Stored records
══════════════════════════════
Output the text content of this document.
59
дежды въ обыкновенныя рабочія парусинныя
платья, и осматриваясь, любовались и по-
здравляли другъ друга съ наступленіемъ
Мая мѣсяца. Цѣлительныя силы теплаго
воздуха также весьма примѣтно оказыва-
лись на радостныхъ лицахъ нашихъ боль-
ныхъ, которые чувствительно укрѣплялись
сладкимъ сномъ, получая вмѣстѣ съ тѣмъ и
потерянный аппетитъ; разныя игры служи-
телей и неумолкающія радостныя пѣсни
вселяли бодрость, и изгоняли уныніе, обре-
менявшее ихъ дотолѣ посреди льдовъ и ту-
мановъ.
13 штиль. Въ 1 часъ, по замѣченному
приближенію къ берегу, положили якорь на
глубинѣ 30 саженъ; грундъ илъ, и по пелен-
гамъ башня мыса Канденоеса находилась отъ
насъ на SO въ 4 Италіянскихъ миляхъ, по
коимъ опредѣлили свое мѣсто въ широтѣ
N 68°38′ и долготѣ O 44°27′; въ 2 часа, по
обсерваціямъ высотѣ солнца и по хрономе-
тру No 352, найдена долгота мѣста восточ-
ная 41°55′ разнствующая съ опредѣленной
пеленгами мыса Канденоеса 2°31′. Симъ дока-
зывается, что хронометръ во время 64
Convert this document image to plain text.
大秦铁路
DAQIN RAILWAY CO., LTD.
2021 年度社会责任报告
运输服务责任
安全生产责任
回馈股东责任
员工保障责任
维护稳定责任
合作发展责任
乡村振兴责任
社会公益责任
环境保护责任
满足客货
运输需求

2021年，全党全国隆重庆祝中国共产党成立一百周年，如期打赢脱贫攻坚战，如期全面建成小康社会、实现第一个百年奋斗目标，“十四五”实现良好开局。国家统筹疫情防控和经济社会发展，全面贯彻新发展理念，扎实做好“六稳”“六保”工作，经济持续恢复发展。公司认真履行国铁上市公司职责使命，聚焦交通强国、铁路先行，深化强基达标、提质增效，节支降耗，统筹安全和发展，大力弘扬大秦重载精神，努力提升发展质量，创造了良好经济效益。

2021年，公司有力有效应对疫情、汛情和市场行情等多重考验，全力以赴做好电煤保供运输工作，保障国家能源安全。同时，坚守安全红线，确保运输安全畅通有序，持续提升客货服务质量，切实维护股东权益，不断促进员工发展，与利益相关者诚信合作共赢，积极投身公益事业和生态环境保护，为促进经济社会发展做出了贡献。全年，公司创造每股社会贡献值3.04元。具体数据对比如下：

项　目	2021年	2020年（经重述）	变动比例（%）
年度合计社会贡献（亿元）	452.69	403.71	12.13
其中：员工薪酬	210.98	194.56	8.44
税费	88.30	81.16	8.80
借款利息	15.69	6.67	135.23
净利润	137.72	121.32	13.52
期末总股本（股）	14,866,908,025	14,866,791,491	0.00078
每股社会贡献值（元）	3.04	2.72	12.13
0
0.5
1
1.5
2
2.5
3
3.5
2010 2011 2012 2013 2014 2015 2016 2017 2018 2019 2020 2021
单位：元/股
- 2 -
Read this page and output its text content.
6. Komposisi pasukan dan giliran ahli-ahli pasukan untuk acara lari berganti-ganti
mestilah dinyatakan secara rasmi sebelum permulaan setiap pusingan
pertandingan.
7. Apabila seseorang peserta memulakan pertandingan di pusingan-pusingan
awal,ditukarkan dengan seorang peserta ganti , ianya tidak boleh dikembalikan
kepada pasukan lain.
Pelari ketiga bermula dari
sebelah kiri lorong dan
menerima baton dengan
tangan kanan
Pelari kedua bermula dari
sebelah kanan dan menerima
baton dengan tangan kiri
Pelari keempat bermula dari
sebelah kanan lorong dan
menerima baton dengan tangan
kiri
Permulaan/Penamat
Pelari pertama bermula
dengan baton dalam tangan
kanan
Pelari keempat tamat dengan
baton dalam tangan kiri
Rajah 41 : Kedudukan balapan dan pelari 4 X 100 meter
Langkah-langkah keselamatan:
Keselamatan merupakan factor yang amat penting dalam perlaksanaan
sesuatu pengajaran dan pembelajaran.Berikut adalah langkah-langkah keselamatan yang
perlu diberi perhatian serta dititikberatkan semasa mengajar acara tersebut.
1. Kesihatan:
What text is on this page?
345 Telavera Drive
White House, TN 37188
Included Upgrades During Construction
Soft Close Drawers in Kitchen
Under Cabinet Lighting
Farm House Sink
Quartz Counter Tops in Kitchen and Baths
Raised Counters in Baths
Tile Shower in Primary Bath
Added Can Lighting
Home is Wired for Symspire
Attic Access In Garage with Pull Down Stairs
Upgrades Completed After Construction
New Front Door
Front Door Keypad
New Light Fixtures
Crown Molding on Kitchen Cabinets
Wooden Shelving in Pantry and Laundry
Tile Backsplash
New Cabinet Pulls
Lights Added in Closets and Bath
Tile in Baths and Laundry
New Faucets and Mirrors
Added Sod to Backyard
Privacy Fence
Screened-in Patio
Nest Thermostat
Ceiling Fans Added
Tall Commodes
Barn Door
══════════════════════════════
What to produce
Retype every entry above, word for word.

Solution below
Output the text content of this document.
59
дежды въ обыкновенныя рабочія парусинныя
платья, и осматриваясь, любовались и по-
здравляли другъ друга съ наступленіемъ
Мая мѣсяца. Цѣлительныя силы теплаго
воздуха также весьма примѣтно оказыва-
лись на радостныхъ лицахъ нашихъ боль-
ныхъ, которые чувствительно укрѣплялись
сладкимъ сномъ, получая вмѣстѣ съ тѣмъ и
потерянный аппетитъ; разныя игры служи-
телей и неумолкающія радостныя пѣсни
вселяли бодрость, и изгоняли уныніе, обре-
менявшее ихъ дотолѣ посреди льдовъ и ту-
мановъ.
13 штиль. Въ 1 часъ, по замѣченному
приближенію къ берегу, положили якорь на
глубинѣ 30 саженъ; грундъ илъ, и по пелен-
гамъ башня мыса Канденоеса находилась отъ
насъ на SO въ 4 Италіянскихъ миляхъ, по
коимъ опредѣлили свое мѣсто въ широтѣ
N 68°38′ и долготѣ O 44°27′; въ 2 часа, по
обсерваціямъ высотѣ солнца и по хрономе-
тру No 352, найдена долгота мѣста восточ-
ная 41°55′ разнствующая съ опредѣленной
пеленгами мыса Канденоеса 2°31′. Симъ дока-
зывается, что хронометръ во время 64
Convert this document image to plain text.
大秦铁路
DAQIN RAILWAY CO., LTD.
2021 年度社会责任报告
运输服务责任
安全生产责任
回馈股东责任
员工保障责任
维护稳定责任
合作发展责任
乡村振兴责任
社会公益责任
环境保护责任
满足客货
运输需求

2021年，全党全国隆重庆祝中国共产党成立一百周年，如期打赢脱贫攻坚战，如期全面建成小康社会、实现第一个百年奋斗目标，“十四五”实现良好开局。国家统筹疫情防控和经济社会发展，全面贯彻新发展理念，扎实做好“六稳”“六保”工作，经济持续恢复发展。公司认真履行国铁上市公司职责使命，聚焦交通强国、铁路先行，深化强基达标、提质增效，节支降耗，统筹安全和发展，大力弘扬大秦重载精神，努力提升发展质量，创造了良好经济效益。

2021年，公司有力有效应对疫情、汛情和市场行情等多重考验，全力以赴做好电煤保供运输工作，保障国家能源安全。同时，坚守安全红线，确保运输安全畅通有序，持续提升客货服务质量，切实维护股东权益，不断促进员工发展，与利益相关者诚信合作共赢，积极投身公益事业和生态环境保护，为促进经济社会发展做出了贡献。全年，公司创造每股社会贡献值3.04元。具体数据对比如下：

项　目	2021年	2020年（经重述）	变动比例（%）
年度合计社会贡献（亿元）	452.69	403.71	12.13
其中：员工薪酬	210.98	194.56	8.44
税费	88.30	81.16	8.80
借款利息	15.69	6.67	135.23
净利润	137.72	121.32	13.52
期末总股本（股）	14,866,908,025	14,866,791,491	0.00078
每股社会贡献值（元）	3.04	2.72	12.13
0
0.5
1
1.5
2
2.5
3
3.5
2010 2011 2012 2013 2014 2015 2016 2017 2018 2019 2020 2021
单位：元/股
- 2 -
Read this page and output its text content.
6. Komposisi pasukan dan giliran ahli-ahli pasukan untuk acara lari berganti-ganti
mestilah dinyatakan secara rasmi sebelum permulaan setiap pusingan
pertandingan.
7. Apabila seseorang peserta memulakan pertandingan di pusingan-pusingan
awal,ditukarkan dengan seorang peserta ganti , ianya tidak boleh dikembalikan
kepada pasukan lain.
Pelari ketiga bermula dari
sebelah kiri lorong dan
menerima baton dengan
tangan kanan
Pelari kedua bermula dari
sebelah kanan dan menerima
baton dengan tangan kiri
Pelari keempat bermula dari
sebelah kanan lorong dan
menerima baton dengan tangan
kiri
Permulaan/Penamat
Pelari pertama bermula
dengan baton dalam tangan
kanan
Pelari keempat tamat dengan
baton dalam tangan kiri
Rajah 41 : Kedudukan balapan dan pelari 4 X 100 meter
Langkah-langkah keselamatan:
Keselamatan merupakan factor yang amat penting dalam perlaksanaan
sesuatu pengajaran dan pembelajaran.Berikut adalah langkah-langkah keselamatan yang
perlu diberi perhatian serta dititikberatkan semasa mengajar acara tersebut.
1. Kesihatan:
What text is on this page?
345 Telavera Drive
White House, TN 37188
Included Upgrades During Construction
Soft Close Drawers in Kitchen
Under Cabinet Lighting
Farm House Sink
Quartz Counter Tops in Kitchen and Baths
Raised Counters in Baths
Tile Shower in Primary Bath
Added Can Lighting
Home is Wired for Symspire
Attic Access In Garage with Pull Down Stairs
Upgrades Completed After Construction
New Front Door
Front Door Keypad
New Light Fixtures
Crown Molding on Kitchen Cabinets
Wooden Shelving in Pantry and Laundry
Tile Backsplash
New Cabinet Pulls
Lights Added in Closets and Bath
Tile in Baths and Laundry
New Faucets and Mirrors
Added Sod to Backyard
Privacy Fence
Screened-in Patio
Nest Thermostat
Ceiling Fans Added
Tall Commodes
Barn Door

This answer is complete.